Dataset records on visual material:

--

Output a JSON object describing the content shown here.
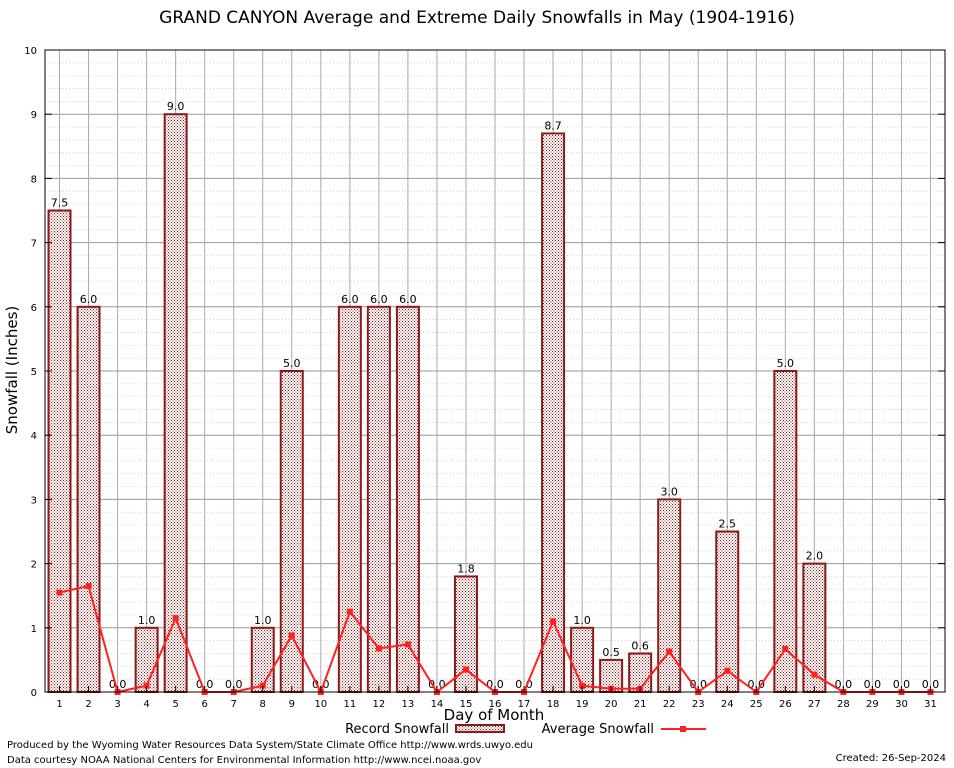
{
  "chart_data": {
    "type": "bar",
    "title": "GRAND CANYON Average and Extreme Daily Snowfalls in May (1904-1916)",
    "xlabel": "Day of Month",
    "ylabel": "Snowfall (Inches)",
    "ylim": [
      0,
      10
    ],
    "yticks": [
      "0",
      "1",
      "2",
      "3",
      "4",
      "5",
      "6",
      "7",
      "8",
      "9",
      "10"
    ],
    "grid": true,
    "legend_position": "bottom",
    "categories": [
      "1",
      "2",
      "3",
      "4",
      "5",
      "6",
      "7",
      "8",
      "9",
      "10",
      "11",
      "12",
      "13",
      "14",
      "15",
      "16",
      "17",
      "18",
      "19",
      "20",
      "21",
      "22",
      "23",
      "24",
      "25",
      "26",
      "27",
      "28",
      "29",
      "30",
      "31"
    ],
    "series": [
      {
        "name": "Record Snowfall",
        "type": "bar",
        "color": "#8b1a1a",
        "values": [
          7.5,
          6.0,
          0.0,
          1.0,
          9.0,
          0.0,
          0.0,
          1.0,
          5.0,
          0.0,
          6.0,
          6.0,
          6.0,
          0.0,
          1.8,
          0.0,
          0.0,
          8.7,
          1.0,
          0.5,
          0.6,
          3.0,
          0.0,
          2.5,
          0.0,
          5.0,
          2.0,
          0.0,
          0.0,
          0.0,
          0.0
        ],
        "labels": [
          "7.5",
          "6.0",
          "0.0",
          "1.0",
          "9.0",
          "0.0",
          "0.0",
          "1.0",
          "5.0",
          "0.0",
          "6.0",
          "6.0",
          "6.0",
          "0.0",
          "1.8",
          "0.0",
          "0.0",
          "8.7",
          "1.0",
          "0.5",
          "0.6",
          "3.0",
          "0.0",
          "2.5",
          "0.0",
          "5.0",
          "2.0",
          "0.0",
          "0.0",
          "0.0",
          "0.0"
        ]
      },
      {
        "name": "Average Snowfall",
        "type": "line",
        "color": "#ff2020",
        "values": [
          1.55,
          1.65,
          0.0,
          0.1,
          1.15,
          0.0,
          0.0,
          0.1,
          0.88,
          0.0,
          1.25,
          0.68,
          0.74,
          0.0,
          0.35,
          0.0,
          0.0,
          1.1,
          0.1,
          0.05,
          0.05,
          0.63,
          0.0,
          0.33,
          0.0,
          0.67,
          0.27,
          0.0,
          0.0,
          0.0,
          0.0
        ]
      }
    ]
  },
  "footer": {
    "line1": "Produced by the Wyoming Water Resources Data System/State Climate Office http://www.wrds.uwyo.edu",
    "line2": "Data courtesy NOAA National Centers for Environmental Information http://www.ncei.noaa.gov",
    "created": "Created: 26-Sep-2024"
  }
}
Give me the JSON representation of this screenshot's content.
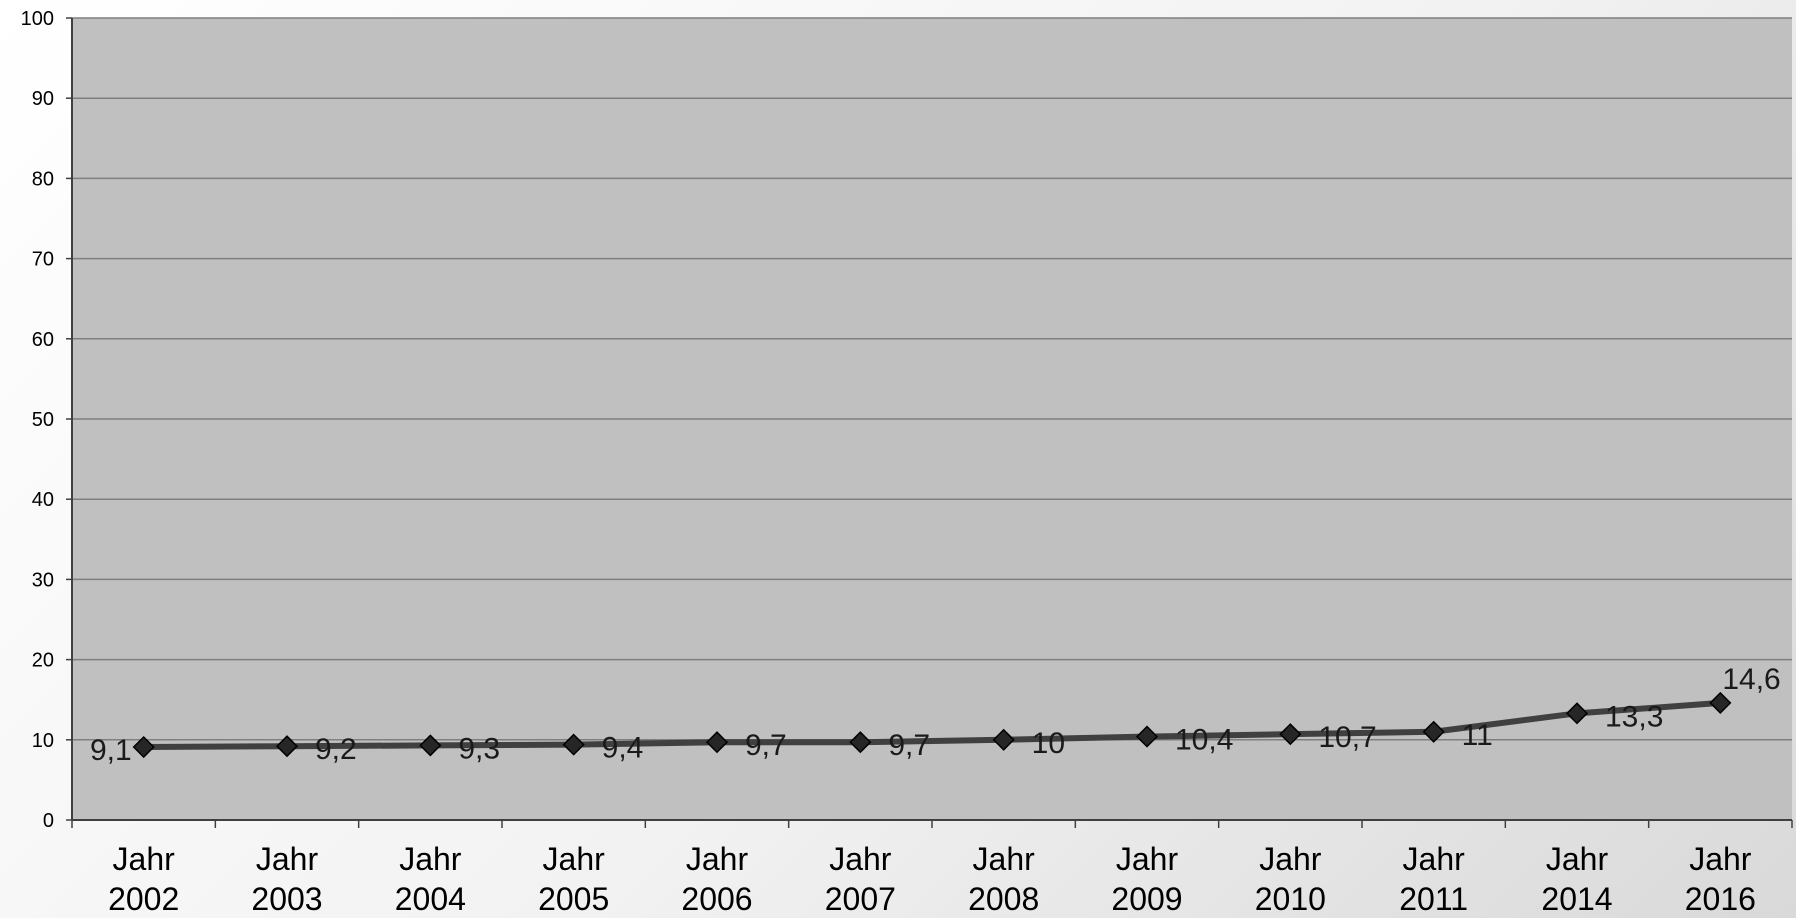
{
  "chart_data": {
    "type": "line",
    "title": "",
    "xlabel": "",
    "ylabel": "",
    "categories": [
      [
        "Jahr",
        "2002"
      ],
      [
        "Jahr",
        "2003"
      ],
      [
        "Jahr",
        "2004"
      ],
      [
        "Jahr",
        "2005"
      ],
      [
        "Jahr",
        "2006"
      ],
      [
        "Jahr",
        "2007"
      ],
      [
        "Jahr",
        "2008"
      ],
      [
        "Jahr",
        "2009"
      ],
      [
        "Jahr",
        "2010"
      ],
      [
        "Jahr",
        "2011"
      ],
      [
        "Jahr",
        "2014"
      ],
      [
        "Jahr",
        "2016"
      ]
    ],
    "series": [
      {
        "values": [
          9.1,
          9.2,
          9.3,
          9.4,
          9.7,
          9.7,
          10,
          10.4,
          10.7,
          11,
          13.3,
          14.6
        ],
        "labels": [
          "9,1",
          "9,2",
          "9,3",
          "9,4",
          "9,7",
          "9,7",
          "10",
          "10,4",
          "10,7",
          "11",
          "13,3",
          "14,6"
        ]
      }
    ],
    "ylim": [
      0,
      100
    ],
    "yticks": [
      0,
      10,
      20,
      30,
      40,
      50,
      60,
      70,
      80,
      90,
      100
    ],
    "grid": true,
    "legend": "none",
    "colors": {
      "plot_background": "#c0c0c0",
      "gridline": "#7f7f7f",
      "line": "#404040",
      "marker": "#262626"
    }
  }
}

--

■ **To be done**
Copy out the entries verbatim and leave the images out.

■ **Task solution**
Output a JSON object describing the content shown here.
{
  "chart_data": {
    "type": "bar",
    "title": "GRAND CANYON Average and Extreme Daily Snowfalls in May (1904-1916)",
    "xlabel": "Day of Month",
    "ylabel": "Snowfall (Inches)",
    "ylim": [
      0,
      10
    ],
    "yticks": [
      "0",
      "1",
      "2",
      "3",
      "4",
      "5",
      "6",
      "7",
      "8",
      "9",
      "10"
    ],
    "grid": true,
    "legend_position": "bottom",
    "categories": [
      "1",
      "2",
      "3",
      "4",
      "5",
      "6",
      "7",
      "8",
      "9",
      "10",
      "11",
      "12",
      "13",
      "14",
      "15",
      "16",
      "17",
      "18",
      "19",
      "20",
      "21",
      "22",
      "23",
      "24",
      "25",
      "26",
      "27",
      "28",
      "29",
      "30",
      "31"
    ],
    "series": [
      {
        "name": "Record Snowfall",
        "type": "bar",
        "color": "#8b1a1a",
        "values": [
          7.5,
          6.0,
          0.0,
          1.0,
          9.0,
          0.0,
          0.0,
          1.0,
          5.0,
          0.0,
          6.0,
          6.0,
          6.0,
          0.0,
          1.8,
          0.0,
          0.0,
          8.7,
          1.0,
          0.5,
          0.6,
          3.0,
          0.0,
          2.5,
          0.0,
          5.0,
          2.0,
          0.0,
          0.0,
          0.0,
          0.0
        ],
        "labels": [
          "7.5",
          "6.0",
          "0.0",
          "1.0",
          "9.0",
          "0.0",
          "0.0",
          "1.0",
          "5.0",
          "0.0",
          "6.0",
          "6.0",
          "6.0",
          "0.0",
          "1.8",
          "0.0",
          "0.0",
          "8.7",
          "1.0",
          "0.5",
          "0.6",
          "3.0",
          "0.0",
          "2.5",
          "0.0",
          "5.0",
          "2.0",
          "0.0",
          "0.0",
          "0.0",
          "0.0"
        ]
      },
      {
        "name": "Average Snowfall",
        "type": "line",
        "color": "#ff2020",
        "values": [
          1.55,
          1.65,
          0.0,
          0.1,
          1.15,
          0.0,
          0.0,
          0.1,
          0.88,
          0.0,
          1.25,
          0.68,
          0.74,
          0.0,
          0.35,
          0.0,
          0.0,
          1.1,
          0.1,
          0.05,
          0.05,
          0.63,
          0.0,
          0.33,
          0.0,
          0.67,
          0.27,
          0.0,
          0.0,
          0.0,
          0.0
        ]
      }
    ]
  },
  "footer": {
    "line1": "Produced by the Wyoming Water Resources Data System/State Climate Office http://www.wrds.uwyo.edu",
    "line2": "Data courtesy NOAA National Centers for Environmental Information http://www.ncei.noaa.gov",
    "created": "Created: 26-Sep-2024"
  }
}
Give me the JSON representation of this screenshot's content.
{
  "chart_data": {
    "type": "line",
    "title": "",
    "xlabel": "",
    "ylabel": "",
    "categories": [
      [
        "Jahr",
        "2002"
      ],
      [
        "Jahr",
        "2003"
      ],
      [
        "Jahr",
        "2004"
      ],
      [
        "Jahr",
        "2005"
      ],
      [
        "Jahr",
        "2006"
      ],
      [
        "Jahr",
        "2007"
      ],
      [
        "Jahr",
        "2008"
      ],
      [
        "Jahr",
        "2009"
      ],
      [
        "Jahr",
        "2010"
      ],
      [
        "Jahr",
        "2011"
      ],
      [
        "Jahr",
        "2014"
      ],
      [
        "Jahr",
        "2016"
      ]
    ],
    "series": [
      {
        "values": [
          9.1,
          9.2,
          9.3,
          9.4,
          9.7,
          9.7,
          10,
          10.4,
          10.7,
          11,
          13.3,
          14.6
        ],
        "labels": [
          "9,1",
          "9,2",
          "9,3",
          "9,4",
          "9,7",
          "9,7",
          "10",
          "10,4",
          "10,7",
          "11",
          "13,3",
          "14,6"
        ]
      }
    ],
    "ylim": [
      0,
      100
    ],
    "yticks": [
      0,
      10,
      20,
      30,
      40,
      50,
      60,
      70,
      80,
      90,
      100
    ],
    "grid": true,
    "legend": "none",
    "colors": {
      "plot_background": "#c0c0c0",
      "gridline": "#7f7f7f",
      "line": "#404040",
      "marker": "#262626"
    }
  }
}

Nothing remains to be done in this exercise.